__EXERCISE GOAL__: Transcribe all of the material exactly. Any picture in it should be left out.

__DATA PROVIDED__:
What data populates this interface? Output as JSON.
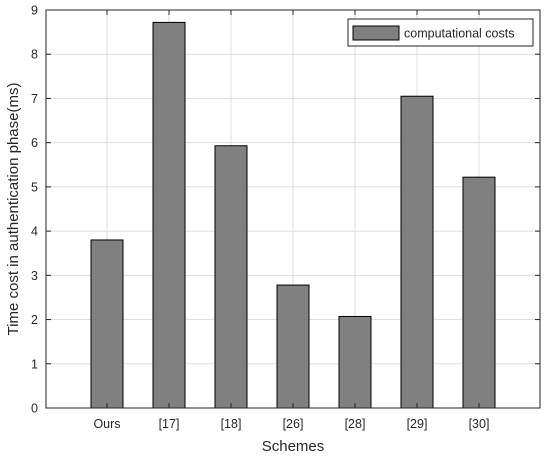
{
  "chart_data": {
    "type": "bar",
    "categories": [
      "Ours",
      "[17]",
      "[18]",
      "[26]",
      "[28]",
      "[29]",
      "[30]"
    ],
    "series": [
      {
        "name": "computational costs",
        "values": [
          3.8,
          8.72,
          5.93,
          2.78,
          2.07,
          7.05,
          5.22
        ]
      }
    ],
    "xlabel": "Schemes",
    "ylabel": "Time cost in authentication phase(ms)",
    "ylim": [
      0,
      9
    ],
    "yticks": [
      0,
      1,
      2,
      3,
      4,
      5,
      6,
      7,
      8,
      9
    ],
    "grid": true,
    "legend_position": "top-right",
    "colors": {
      "bar_fill": "#808080",
      "bar_stroke": "#000000",
      "grid": "#dedede",
      "axis": "#262626"
    }
  }
}
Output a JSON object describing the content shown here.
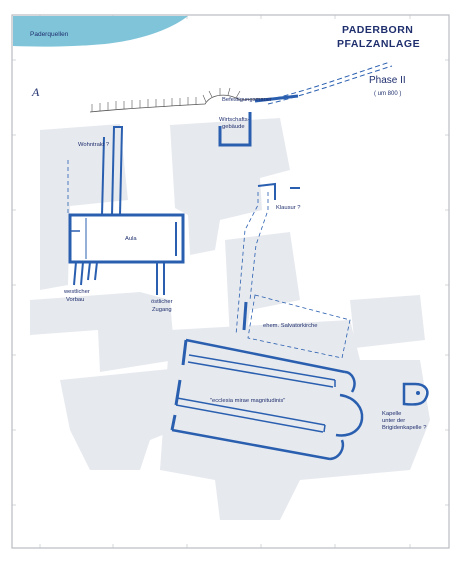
{
  "header": {
    "title_line1": "PADERBORN",
    "title_line2": "PFALZANLAGE",
    "phase": "Phase II",
    "date": "( um 800 )"
  },
  "labels": {
    "paderquellen": "Paderquellen",
    "befestigungsmauer": "Befestigungsmauer",
    "wirtschaft_line1": "Wirtschafts-",
    "wirtschaft_line2": "gebäude",
    "wohntrakt": "Wohntrakt ?",
    "klausur": "Klausur ?",
    "aula": "Aula",
    "westlicher_line1": "westlicher",
    "westlicher_line2": "Vorbau",
    "oestlicher_line1": "östlicher",
    "oestlicher_line2": "Zugang",
    "salvator": "ehem. Salvatorkirche",
    "ecclesia": "\"ecclesia mirae magnitudinis\"",
    "kapelle_line1": "Kapelle",
    "kapelle_line2": "unter der",
    "kapelle_line3": "Brigidenkapelle ?"
  },
  "north_arrow": "A",
  "colors": {
    "wall": "#2a5fb0",
    "water": "#7fc4d9",
    "shadow": "#e6e9ee",
    "frame": "#b9bcc2",
    "text": "#1f2f6e"
  }
}
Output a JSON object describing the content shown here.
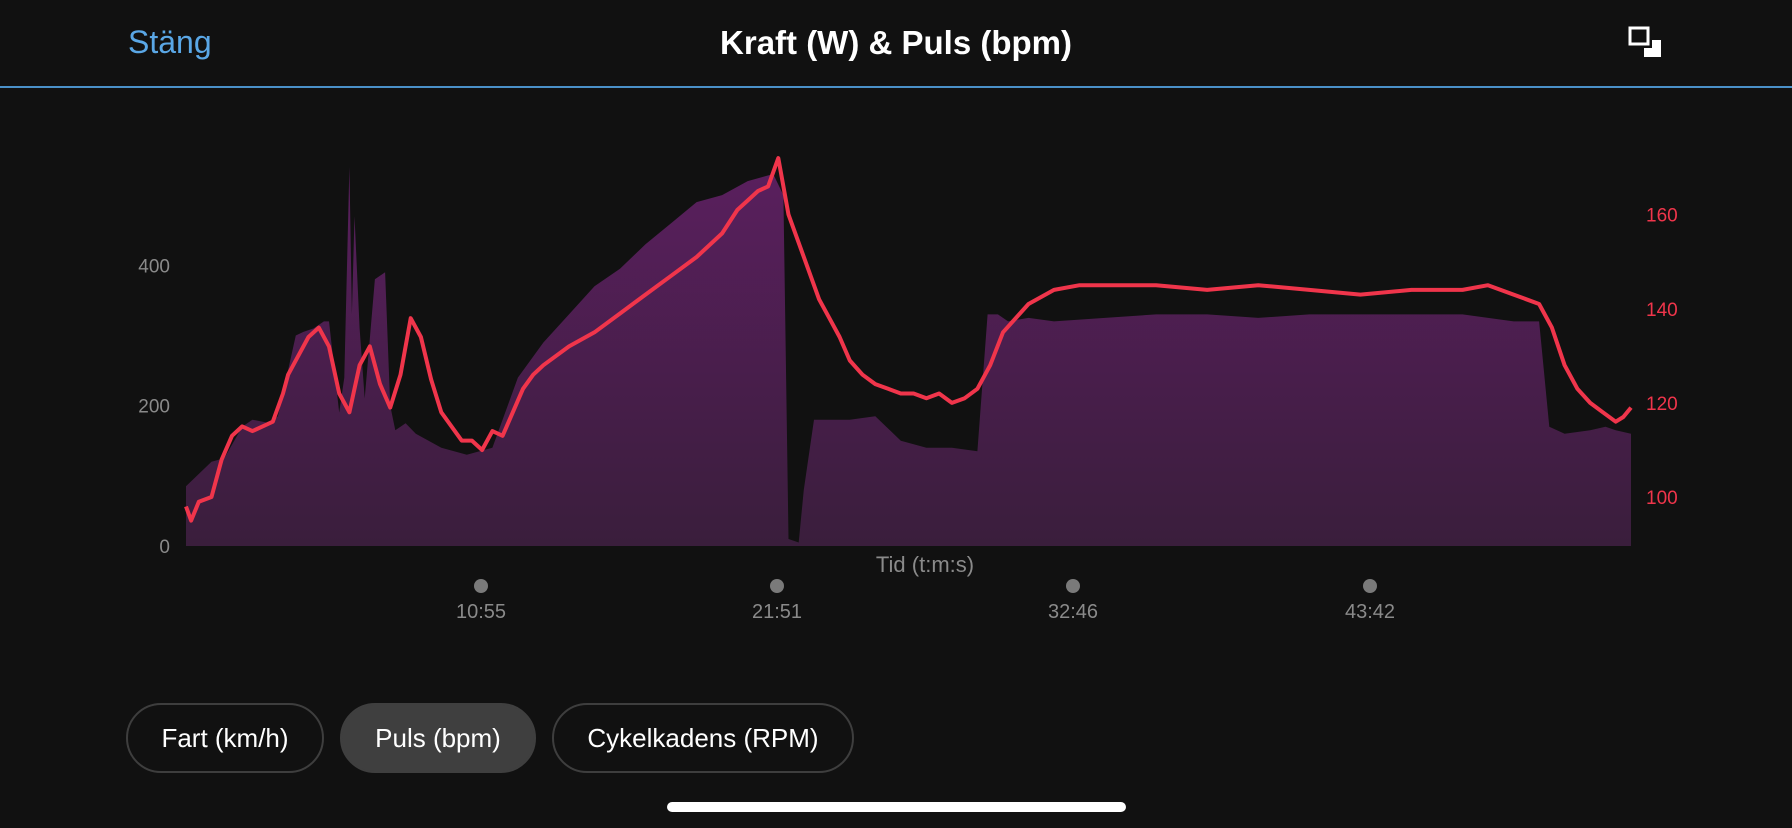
{
  "header": {
    "close_label": "Stäng",
    "title": "Kraft (W) & Puls (bpm)",
    "expand_icon": "expand-icon"
  },
  "colors": {
    "background": "#111111",
    "power_fill_top": "#5a1f5e",
    "power_fill_bottom": "#3a1e3c",
    "heart_rate_line": "#f0354b",
    "accent_link": "#5aa7e6",
    "divider": "#4a90c8"
  },
  "chart_data": {
    "type": "area",
    "xlabel": "Tid (t:m:s)",
    "x_tick_labels": [
      "10:55",
      "21:51",
      "32:46",
      "43:42"
    ],
    "left_axis": {
      "ticks": [
        0,
        200,
        400
      ],
      "ylim": [
        0,
        550
      ]
    },
    "right_axis": {
      "ticks": [
        100,
        120,
        140,
        160
      ],
      "ylim": [
        89.6,
        171.6
      ]
    },
    "grid": false,
    "series": [
      {
        "kind": "area",
        "axis": "left",
        "x": [
          0,
          1,
          1.5,
          2.2,
          2.6,
          3.3,
          3.6,
          4.3,
          4.6,
          5.0,
          5.4,
          5.6,
          6.0,
          6.2,
          6.4,
          6.5,
          6.6,
          6.8,
          7.0,
          7.4,
          7.8,
          8.0,
          8.2,
          8.4,
          8.6,
          9.0,
          10.0,
          11.0,
          12.0,
          13.0,
          14.0,
          15.0,
          16.0,
          17.0,
          18.0,
          19.0,
          20.0,
          21.0,
          22.0,
          23.0,
          23.4,
          23.6,
          24.0,
          24.2,
          24.6,
          25.0,
          26.0,
          27.0,
          28.0,
          29.0,
          30.0,
          31.0,
          31.4,
          31.8,
          32.2,
          33.0,
          34.0,
          36.0,
          38.0,
          40.0,
          42.0,
          44.0,
          46.0,
          48.0,
          50.0,
          52.0,
          53.0,
          53.4,
          54.0,
          55.0,
          55.6,
          56.0,
          56.6
        ],
        "values": [
          85,
          120,
          125,
          170,
          180,
          175,
          185,
          300,
          305,
          310,
          320,
          320,
          190,
          240,
          540,
          330,
          470,
          310,
          210,
          380,
          390,
          200,
          165,
          170,
          175,
          160,
          140,
          130,
          140,
          240,
          290,
          330,
          370,
          395,
          430,
          460,
          490,
          500,
          520,
          530,
          500,
          10,
          5,
          80,
          180,
          180,
          180,
          185,
          150,
          140,
          140,
          135,
          330,
          330,
          320,
          325,
          320,
          325,
          330,
          330,
          325,
          330,
          330,
          330,
          330,
          320,
          320,
          170,
          160,
          165,
          170,
          165,
          160
        ]
      },
      {
        "kind": "line",
        "axis": "right",
        "x": [
          0,
          0.2,
          0.5,
          1.0,
          1.4,
          1.8,
          2.2,
          2.6,
          3.0,
          3.4,
          3.8,
          4.0,
          4.4,
          4.8,
          5.2,
          5.6,
          6.0,
          6.4,
          6.8,
          7.2,
          7.6,
          8.0,
          8.4,
          8.8,
          9.2,
          9.6,
          10.0,
          10.4,
          10.8,
          11.2,
          11.6,
          12.0,
          12.4,
          12.8,
          13.2,
          13.6,
          14.0,
          15.0,
          16.0,
          17.0,
          18.0,
          19.0,
          20.0,
          21.0,
          21.6,
          22.0,
          22.4,
          22.8,
          23.2,
          23.6,
          24.0,
          24.4,
          24.8,
          25.2,
          25.6,
          26.0,
          26.5,
          27.0,
          27.5,
          28.0,
          28.5,
          29.0,
          29.5,
          30.0,
          30.5,
          31.0,
          31.5,
          32.0,
          33.0,
          34.0,
          35.0,
          36.0,
          38.0,
          40.0,
          42.0,
          44.0,
          46.0,
          48.0,
          50.0,
          51.0,
          52.0,
          53.0,
          53.5,
          54.0,
          54.5,
          55.0,
          55.5,
          56.0,
          56.3,
          56.6
        ],
        "values": [
          98,
          95,
          99,
          100,
          108,
          113,
          115,
          114,
          115,
          116,
          122,
          126,
          130,
          134,
          136,
          132,
          122,
          118,
          128,
          132,
          124,
          119,
          126,
          138,
          134,
          125,
          118,
          115,
          112,
          112,
          110,
          114,
          113,
          118,
          123,
          126,
          128,
          132,
          135,
          139,
          143,
          147,
          151,
          156,
          161,
          163,
          165,
          166,
          172,
          160,
          154,
          148,
          142,
          138,
          134,
          129,
          126,
          124,
          123,
          122,
          122,
          121,
          122,
          120,
          121,
          123,
          128,
          135,
          141,
          144,
          145,
          145,
          145,
          144,
          145,
          144,
          143,
          144,
          144,
          145,
          143,
          141,
          136,
          128,
          123,
          120,
          118,
          116,
          117,
          119
        ]
      }
    ]
  },
  "bottom_tabs": [
    {
      "label": "Fart (km/h)",
      "active": false
    },
    {
      "label": "Puls (bpm)",
      "active": true
    },
    {
      "label": "Cykelkadens (RPM)",
      "active": false
    }
  ]
}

__ANSWER FOR THE TASK__:
What data populates this interface? Output as JSON.
{
  "chart_data": {
    "type": "bar",
    "categories": [
      "Ours",
      "[17]",
      "[18]",
      "[26]",
      "[28]",
      "[29]",
      "[30]"
    ],
    "series": [
      {
        "name": "computational costs",
        "values": [
          3.8,
          8.72,
          5.93,
          2.78,
          2.07,
          7.05,
          5.22
        ]
      }
    ],
    "xlabel": "Schemes",
    "ylabel": "Time cost in authentication phase(ms)",
    "ylim": [
      0,
      9
    ],
    "yticks": [
      0,
      1,
      2,
      3,
      4,
      5,
      6,
      7,
      8,
      9
    ],
    "grid": true,
    "legend_position": "top-right",
    "colors": {
      "bar_fill": "#808080",
      "bar_stroke": "#000000",
      "grid": "#dedede",
      "axis": "#262626"
    }
  }
}
Output a JSON object describing the content shown here.
{
  "header": {
    "title_line1": "PADERBORN",
    "title_line2": "PFALZANLAGE",
    "phase": "Phase II",
    "date": "( um 800 )"
  },
  "labels": {
    "paderquellen": "Paderquellen",
    "befestigungsmauer": "Befestigungsmauer",
    "wirtschaft_line1": "Wirtschafts-",
    "wirtschaft_line2": "gebäude",
    "wohntrakt": "Wohntrakt ?",
    "klausur": "Klausur ?",
    "aula": "Aula",
    "westlicher_line1": "westlicher",
    "westlicher_line2": "Vorbau",
    "oestlicher_line1": "östlicher",
    "oestlicher_line2": "Zugang",
    "salvator": "ehem. Salvatorkirche",
    "ecclesia": "\"ecclesia mirae magnitudinis\"",
    "kapelle_line1": "Kapelle",
    "kapelle_line2": "unter der",
    "kapelle_line3": "Brigidenkapelle ?"
  },
  "north_arrow": "A",
  "colors": {
    "wall": "#2a5fb0",
    "water": "#7fc4d9",
    "shadow": "#e6e9ee",
    "frame": "#b9bcc2",
    "text": "#1f2f6e"
  }
}
Output a JSON object describing the content shown here.
{
  "header": {
    "close_label": "Stäng",
    "title": "Kraft (W) & Puls (bpm)",
    "expand_icon": "expand-icon"
  },
  "colors": {
    "background": "#111111",
    "power_fill_top": "#5a1f5e",
    "power_fill_bottom": "#3a1e3c",
    "heart_rate_line": "#f0354b",
    "accent_link": "#5aa7e6",
    "divider": "#4a90c8"
  },
  "chart_data": {
    "type": "area",
    "xlabel": "Tid (t:m:s)",
    "x_tick_labels": [
      "10:55",
      "21:51",
      "32:46",
      "43:42"
    ],
    "left_axis": {
      "ticks": [
        0,
        200,
        400
      ],
      "ylim": [
        0,
        550
      ]
    },
    "right_axis": {
      "ticks": [
        100,
        120,
        140,
        160
      ],
      "ylim": [
        89.6,
        171.6
      ]
    },
    "grid": false,
    "series": [
      {
        "kind": "area",
        "axis": "left",
        "x": [
          0,
          1,
          1.5,
          2.2,
          2.6,
          3.3,
          3.6,
          4.3,
          4.6,
          5.0,
          5.4,
          5.6,
          6.0,
          6.2,
          6.4,
          6.5,
          6.6,
          6.8,
          7.0,
          7.4,
          7.8,
          8.0,
          8.2,
          8.4,
          8.6,
          9.0,
          10.0,
          11.0,
          12.0,
          13.0,
          14.0,
          15.0,
          16.0,
          17.0,
          18.0,
          19.0,
          20.0,
          21.0,
          22.0,
          23.0,
          23.4,
          23.6,
          24.0,
          24.2,
          24.6,
          25.0,
          26.0,
          27.0,
          28.0,
          29.0,
          30.0,
          31.0,
          31.4,
          31.8,
          32.2,
          33.0,
          34.0,
          36.0,
          38.0,
          40.0,
          42.0,
          44.0,
          46.0,
          48.0,
          50.0,
          52.0,
          53.0,
          53.4,
          54.0,
          55.0,
          55.6,
          56.0,
          56.6
        ],
        "values": [
          85,
          120,
          125,
          170,
          180,
          175,
          185,
          300,
          305,
          310,
          320,
          320,
          190,
          240,
          540,
          330,
          470,
          310,
          210,
          380,
          390,
          200,
          165,
          170,
          175,
          160,
          140,
          130,
          140,
          240,
          290,
          330,
          370,
          395,
          430,
          460,
          490,
          500,
          520,
          530,
          500,
          10,
          5,
          80,
          180,
          180,
          180,
          185,
          150,
          140,
          140,
          135,
          330,
          330,
          320,
          325,
          320,
          325,
          330,
          330,
          325,
          330,
          330,
          330,
          330,
          320,
          320,
          170,
          160,
          165,
          170,
          165,
          160
        ]
      },
      {
        "kind": "line",
        "axis": "right",
        "x": [
          0,
          0.2,
          0.5,
          1.0,
          1.4,
          1.8,
          2.2,
          2.6,
          3.0,
          3.4,
          3.8,
          4.0,
          4.4,
          4.8,
          5.2,
          5.6,
          6.0,
          6.4,
          6.8,
          7.2,
          7.6,
          8.0,
          8.4,
          8.8,
          9.2,
          9.6,
          10.0,
          10.4,
          10.8,
          11.2,
          11.6,
          12.0,
          12.4,
          12.8,
          13.2,
          13.6,
          14.0,
          15.0,
          16.0,
          17.0,
          18.0,
          19.0,
          20.0,
          21.0,
          21.6,
          22.0,
          22.4,
          22.8,
          23.2,
          23.6,
          24.0,
          24.4,
          24.8,
          25.2,
          25.6,
          26.0,
          26.5,
          27.0,
          27.5,
          28.0,
          28.5,
          29.0,
          29.5,
          30.0,
          30.5,
          31.0,
          31.5,
          32.0,
          33.0,
          34.0,
          35.0,
          36.0,
          38.0,
          40.0,
          42.0,
          44.0,
          46.0,
          48.0,
          50.0,
          51.0,
          52.0,
          53.0,
          53.5,
          54.0,
          54.5,
          55.0,
          55.5,
          56.0,
          56.3,
          56.6
        ],
        "values": [
          98,
          95,
          99,
          100,
          108,
          113,
          115,
          114,
          115,
          116,
          122,
          126,
          130,
          134,
          136,
          132,
          122,
          118,
          128,
          132,
          124,
          119,
          126,
          138,
          134,
          125,
          118,
          115,
          112,
          112,
          110,
          114,
          113,
          118,
          123,
          126,
          128,
          132,
          135,
          139,
          143,
          147,
          151,
          156,
          161,
          163,
          165,
          166,
          172,
          160,
          154,
          148,
          142,
          138,
          134,
          129,
          126,
          124,
          123,
          122,
          122,
          121,
          122,
          120,
          121,
          123,
          128,
          135,
          141,
          144,
          145,
          145,
          145,
          144,
          145,
          144,
          143,
          144,
          144,
          145,
          143,
          141,
          136,
          128,
          123,
          120,
          118,
          116,
          117,
          119
        ]
      }
    ]
  },
  "bottom_tabs": [
    {
      "label": "Fart (km/h)",
      "active": false
    },
    {
      "label": "Puls (bpm)",
      "active": true
    },
    {
      "label": "Cykelkadens (RPM)",
      "active": false
    }
  ]
}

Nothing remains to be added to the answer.